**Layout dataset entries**
--- start ---

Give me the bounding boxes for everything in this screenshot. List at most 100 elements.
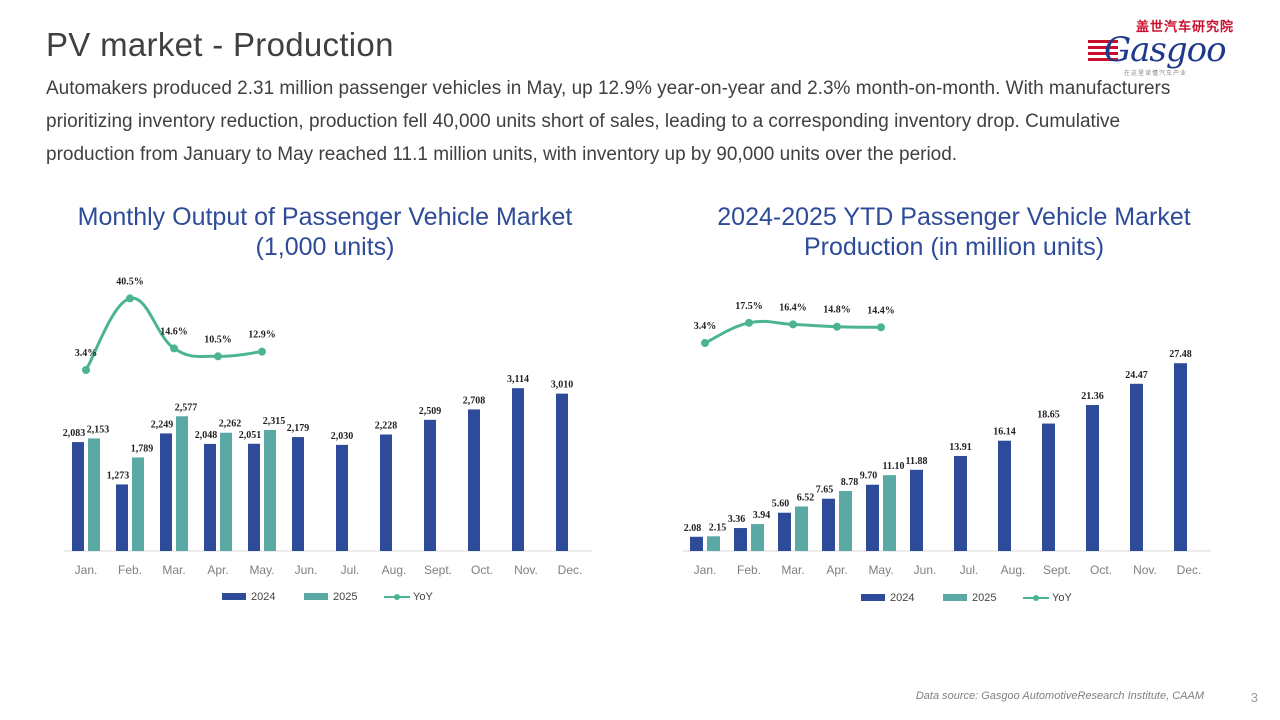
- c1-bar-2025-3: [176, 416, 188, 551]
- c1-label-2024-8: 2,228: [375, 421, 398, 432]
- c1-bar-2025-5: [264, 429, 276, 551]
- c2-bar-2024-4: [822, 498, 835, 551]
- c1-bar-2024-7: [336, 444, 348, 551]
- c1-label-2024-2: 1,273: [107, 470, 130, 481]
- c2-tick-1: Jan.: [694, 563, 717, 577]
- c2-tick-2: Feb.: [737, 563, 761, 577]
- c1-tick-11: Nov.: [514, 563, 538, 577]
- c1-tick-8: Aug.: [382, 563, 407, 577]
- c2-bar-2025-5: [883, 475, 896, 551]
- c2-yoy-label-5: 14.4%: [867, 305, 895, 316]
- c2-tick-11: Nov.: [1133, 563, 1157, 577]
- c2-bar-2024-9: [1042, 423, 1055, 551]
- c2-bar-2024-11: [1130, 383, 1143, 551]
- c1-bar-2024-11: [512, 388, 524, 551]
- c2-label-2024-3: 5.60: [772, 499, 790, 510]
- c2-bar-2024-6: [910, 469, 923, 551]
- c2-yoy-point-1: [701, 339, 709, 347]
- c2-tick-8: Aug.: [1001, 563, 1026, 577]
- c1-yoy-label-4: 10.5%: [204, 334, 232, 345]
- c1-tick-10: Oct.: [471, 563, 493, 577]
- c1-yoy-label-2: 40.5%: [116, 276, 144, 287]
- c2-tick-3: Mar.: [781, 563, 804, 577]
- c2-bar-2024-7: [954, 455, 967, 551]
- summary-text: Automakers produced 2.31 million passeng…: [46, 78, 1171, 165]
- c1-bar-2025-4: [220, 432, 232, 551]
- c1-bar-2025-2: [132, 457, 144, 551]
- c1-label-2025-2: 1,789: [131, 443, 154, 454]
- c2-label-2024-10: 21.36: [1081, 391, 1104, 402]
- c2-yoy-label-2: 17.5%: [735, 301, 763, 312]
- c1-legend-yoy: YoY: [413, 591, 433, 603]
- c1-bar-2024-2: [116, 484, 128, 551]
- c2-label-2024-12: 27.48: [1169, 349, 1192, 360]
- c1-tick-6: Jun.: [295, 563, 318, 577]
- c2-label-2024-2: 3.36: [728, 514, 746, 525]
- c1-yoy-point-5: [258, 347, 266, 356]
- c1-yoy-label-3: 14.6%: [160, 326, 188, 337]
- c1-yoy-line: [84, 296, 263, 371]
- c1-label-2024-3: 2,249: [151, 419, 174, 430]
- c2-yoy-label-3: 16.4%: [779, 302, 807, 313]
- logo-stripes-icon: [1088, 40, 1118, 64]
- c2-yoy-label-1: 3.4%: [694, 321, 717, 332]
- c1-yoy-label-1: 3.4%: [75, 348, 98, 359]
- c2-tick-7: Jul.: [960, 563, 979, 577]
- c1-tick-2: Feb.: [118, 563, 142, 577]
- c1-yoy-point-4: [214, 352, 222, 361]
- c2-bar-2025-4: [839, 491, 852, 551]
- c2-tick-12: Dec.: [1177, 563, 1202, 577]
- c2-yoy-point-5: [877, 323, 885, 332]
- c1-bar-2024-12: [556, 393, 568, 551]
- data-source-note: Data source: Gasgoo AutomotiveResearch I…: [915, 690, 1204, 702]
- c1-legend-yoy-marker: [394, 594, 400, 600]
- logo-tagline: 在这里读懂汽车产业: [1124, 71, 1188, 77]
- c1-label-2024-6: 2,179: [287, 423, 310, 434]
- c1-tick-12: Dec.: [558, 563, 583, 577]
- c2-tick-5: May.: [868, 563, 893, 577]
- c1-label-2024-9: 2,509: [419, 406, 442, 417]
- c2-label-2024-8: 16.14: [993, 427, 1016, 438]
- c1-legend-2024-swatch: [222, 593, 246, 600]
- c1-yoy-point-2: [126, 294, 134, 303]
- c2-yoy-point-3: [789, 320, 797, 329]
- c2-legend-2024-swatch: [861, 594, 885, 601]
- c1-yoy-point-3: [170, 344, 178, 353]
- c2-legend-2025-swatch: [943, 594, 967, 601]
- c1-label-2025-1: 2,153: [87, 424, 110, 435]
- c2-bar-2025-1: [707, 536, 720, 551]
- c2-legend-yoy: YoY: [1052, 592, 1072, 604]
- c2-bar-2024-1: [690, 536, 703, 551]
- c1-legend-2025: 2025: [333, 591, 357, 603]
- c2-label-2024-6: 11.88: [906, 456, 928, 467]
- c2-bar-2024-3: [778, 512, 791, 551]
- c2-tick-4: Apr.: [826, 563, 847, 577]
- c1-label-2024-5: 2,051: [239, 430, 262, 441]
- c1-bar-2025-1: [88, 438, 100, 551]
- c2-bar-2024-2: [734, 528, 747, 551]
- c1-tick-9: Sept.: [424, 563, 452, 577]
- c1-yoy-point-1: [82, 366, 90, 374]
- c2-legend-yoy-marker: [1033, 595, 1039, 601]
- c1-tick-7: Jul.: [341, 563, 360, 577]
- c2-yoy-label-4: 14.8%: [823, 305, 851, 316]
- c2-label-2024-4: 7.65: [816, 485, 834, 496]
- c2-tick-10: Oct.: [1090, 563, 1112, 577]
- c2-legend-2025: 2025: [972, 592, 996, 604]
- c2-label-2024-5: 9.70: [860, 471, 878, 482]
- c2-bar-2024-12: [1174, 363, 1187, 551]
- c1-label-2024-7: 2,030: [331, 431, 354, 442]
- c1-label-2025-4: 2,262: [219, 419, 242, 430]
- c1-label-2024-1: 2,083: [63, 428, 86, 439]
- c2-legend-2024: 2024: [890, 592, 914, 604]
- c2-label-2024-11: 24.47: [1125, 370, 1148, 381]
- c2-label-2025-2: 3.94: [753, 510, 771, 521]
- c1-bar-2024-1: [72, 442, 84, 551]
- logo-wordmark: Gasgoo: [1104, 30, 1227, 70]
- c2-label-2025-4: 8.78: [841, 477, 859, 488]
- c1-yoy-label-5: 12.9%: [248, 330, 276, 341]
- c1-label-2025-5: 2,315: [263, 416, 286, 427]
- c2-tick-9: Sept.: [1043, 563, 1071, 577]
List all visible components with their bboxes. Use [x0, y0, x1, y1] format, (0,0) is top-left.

--- end ---
--- start ---

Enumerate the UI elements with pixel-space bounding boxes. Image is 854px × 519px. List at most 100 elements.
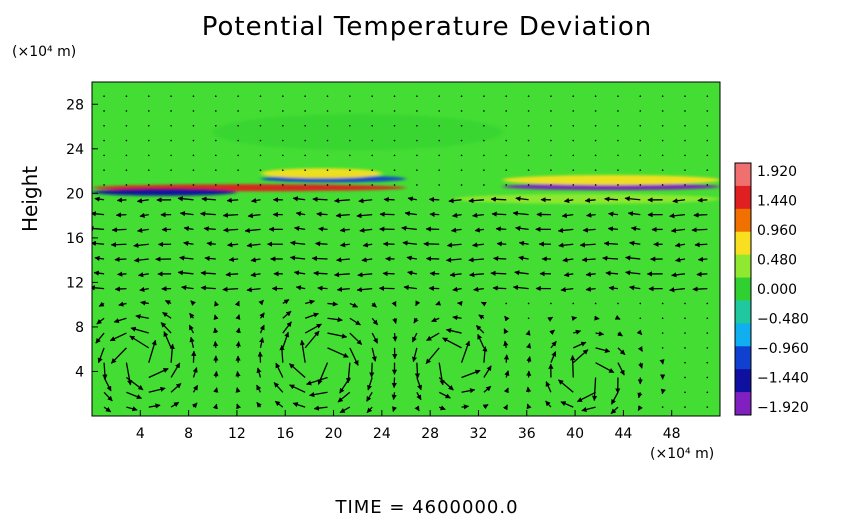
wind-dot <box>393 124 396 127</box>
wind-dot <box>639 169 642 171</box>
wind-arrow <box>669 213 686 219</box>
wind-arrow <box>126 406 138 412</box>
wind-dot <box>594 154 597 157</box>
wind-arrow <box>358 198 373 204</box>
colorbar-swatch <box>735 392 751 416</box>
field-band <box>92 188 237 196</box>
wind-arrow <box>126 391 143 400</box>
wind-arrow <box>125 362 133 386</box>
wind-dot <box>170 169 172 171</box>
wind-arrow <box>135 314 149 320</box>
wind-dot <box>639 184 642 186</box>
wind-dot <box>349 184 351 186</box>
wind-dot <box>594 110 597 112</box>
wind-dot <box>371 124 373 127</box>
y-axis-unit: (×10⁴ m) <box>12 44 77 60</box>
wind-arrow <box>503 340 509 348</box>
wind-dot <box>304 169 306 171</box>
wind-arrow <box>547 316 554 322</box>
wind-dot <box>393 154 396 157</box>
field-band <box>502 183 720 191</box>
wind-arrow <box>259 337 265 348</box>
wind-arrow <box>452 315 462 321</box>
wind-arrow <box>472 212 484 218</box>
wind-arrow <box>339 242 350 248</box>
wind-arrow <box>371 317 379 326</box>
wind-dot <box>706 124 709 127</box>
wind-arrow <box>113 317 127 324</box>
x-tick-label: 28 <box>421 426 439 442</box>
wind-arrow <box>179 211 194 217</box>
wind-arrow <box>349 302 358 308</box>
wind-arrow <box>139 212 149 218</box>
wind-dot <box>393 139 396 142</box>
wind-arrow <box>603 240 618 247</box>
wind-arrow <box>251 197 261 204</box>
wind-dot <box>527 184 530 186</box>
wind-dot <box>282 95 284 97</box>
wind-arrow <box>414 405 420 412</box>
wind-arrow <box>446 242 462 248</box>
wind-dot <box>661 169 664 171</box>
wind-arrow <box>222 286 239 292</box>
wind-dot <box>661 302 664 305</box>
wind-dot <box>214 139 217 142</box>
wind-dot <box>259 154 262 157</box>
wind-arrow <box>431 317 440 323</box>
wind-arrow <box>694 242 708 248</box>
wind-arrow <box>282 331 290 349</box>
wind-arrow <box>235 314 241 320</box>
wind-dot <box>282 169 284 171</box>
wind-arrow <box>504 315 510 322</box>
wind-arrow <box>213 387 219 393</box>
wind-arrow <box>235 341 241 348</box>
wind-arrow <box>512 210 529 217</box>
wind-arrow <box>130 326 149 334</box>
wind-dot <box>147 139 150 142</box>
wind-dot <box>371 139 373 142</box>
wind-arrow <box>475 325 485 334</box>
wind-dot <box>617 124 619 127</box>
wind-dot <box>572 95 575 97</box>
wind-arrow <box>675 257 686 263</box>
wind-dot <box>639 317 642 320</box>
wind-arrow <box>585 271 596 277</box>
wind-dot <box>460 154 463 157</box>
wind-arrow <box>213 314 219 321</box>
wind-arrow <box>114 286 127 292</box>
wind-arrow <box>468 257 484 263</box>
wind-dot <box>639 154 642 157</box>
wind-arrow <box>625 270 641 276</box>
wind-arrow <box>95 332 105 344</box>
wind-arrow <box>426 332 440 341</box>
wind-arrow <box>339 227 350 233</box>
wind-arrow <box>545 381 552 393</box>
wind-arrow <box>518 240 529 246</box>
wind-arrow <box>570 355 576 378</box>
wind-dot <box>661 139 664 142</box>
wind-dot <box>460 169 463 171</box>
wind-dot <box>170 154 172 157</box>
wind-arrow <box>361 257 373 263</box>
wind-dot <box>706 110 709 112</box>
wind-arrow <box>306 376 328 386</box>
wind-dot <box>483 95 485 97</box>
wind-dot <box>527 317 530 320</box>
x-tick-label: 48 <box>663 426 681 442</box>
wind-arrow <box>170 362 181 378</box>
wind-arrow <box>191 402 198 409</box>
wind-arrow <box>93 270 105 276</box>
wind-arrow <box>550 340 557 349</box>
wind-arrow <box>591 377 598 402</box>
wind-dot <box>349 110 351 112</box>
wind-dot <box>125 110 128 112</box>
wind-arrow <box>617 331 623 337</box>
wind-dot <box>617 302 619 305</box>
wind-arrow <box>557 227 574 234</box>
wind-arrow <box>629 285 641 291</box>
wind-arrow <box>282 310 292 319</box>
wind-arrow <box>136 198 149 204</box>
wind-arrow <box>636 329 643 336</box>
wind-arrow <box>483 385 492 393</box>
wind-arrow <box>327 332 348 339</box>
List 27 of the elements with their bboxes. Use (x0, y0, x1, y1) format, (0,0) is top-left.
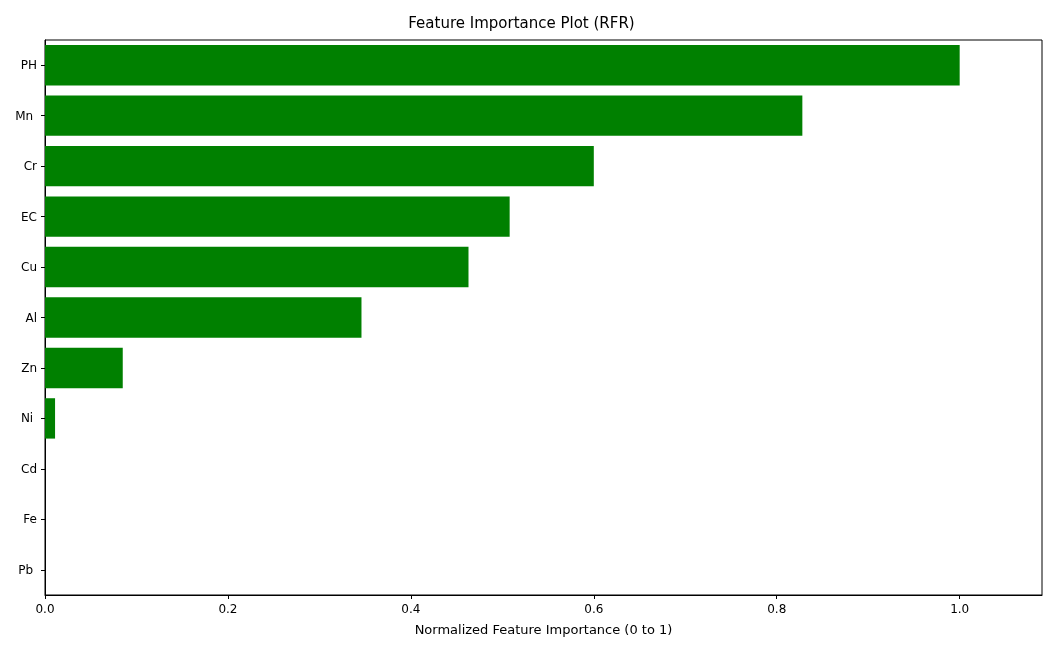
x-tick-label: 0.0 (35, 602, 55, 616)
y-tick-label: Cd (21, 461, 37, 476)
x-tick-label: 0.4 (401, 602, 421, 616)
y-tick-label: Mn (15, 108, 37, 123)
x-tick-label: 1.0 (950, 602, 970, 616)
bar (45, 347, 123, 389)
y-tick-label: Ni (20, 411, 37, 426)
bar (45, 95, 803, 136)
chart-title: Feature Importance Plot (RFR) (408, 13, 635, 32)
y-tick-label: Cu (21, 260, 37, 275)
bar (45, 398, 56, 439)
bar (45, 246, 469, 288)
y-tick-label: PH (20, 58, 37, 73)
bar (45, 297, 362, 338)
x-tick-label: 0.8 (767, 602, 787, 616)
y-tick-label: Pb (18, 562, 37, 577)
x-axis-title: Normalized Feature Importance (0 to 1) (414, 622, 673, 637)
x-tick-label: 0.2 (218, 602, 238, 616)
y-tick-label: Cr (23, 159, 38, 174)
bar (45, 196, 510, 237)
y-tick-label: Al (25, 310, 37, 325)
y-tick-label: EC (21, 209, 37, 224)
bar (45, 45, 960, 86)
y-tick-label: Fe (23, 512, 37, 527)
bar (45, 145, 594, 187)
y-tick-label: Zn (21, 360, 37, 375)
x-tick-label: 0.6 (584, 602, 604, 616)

--- end ---

Rewrite everything from the line with "wind-dot <box>393 124 396 127</box>" down to the line with "colorbar-swatch <box>735 392 751 416</box>", changing "wind-arrow" to "vector-arrow" and keeping the rest the same.

wind-dot <box>393 124 396 127</box>
wind-dot <box>639 169 642 171</box>
vector-arrow <box>669 213 686 219</box>
vector-arrow <box>126 406 138 412</box>
wind-dot <box>594 154 597 157</box>
vector-arrow <box>358 198 373 204</box>
colorbar-swatch <box>735 392 751 416</box>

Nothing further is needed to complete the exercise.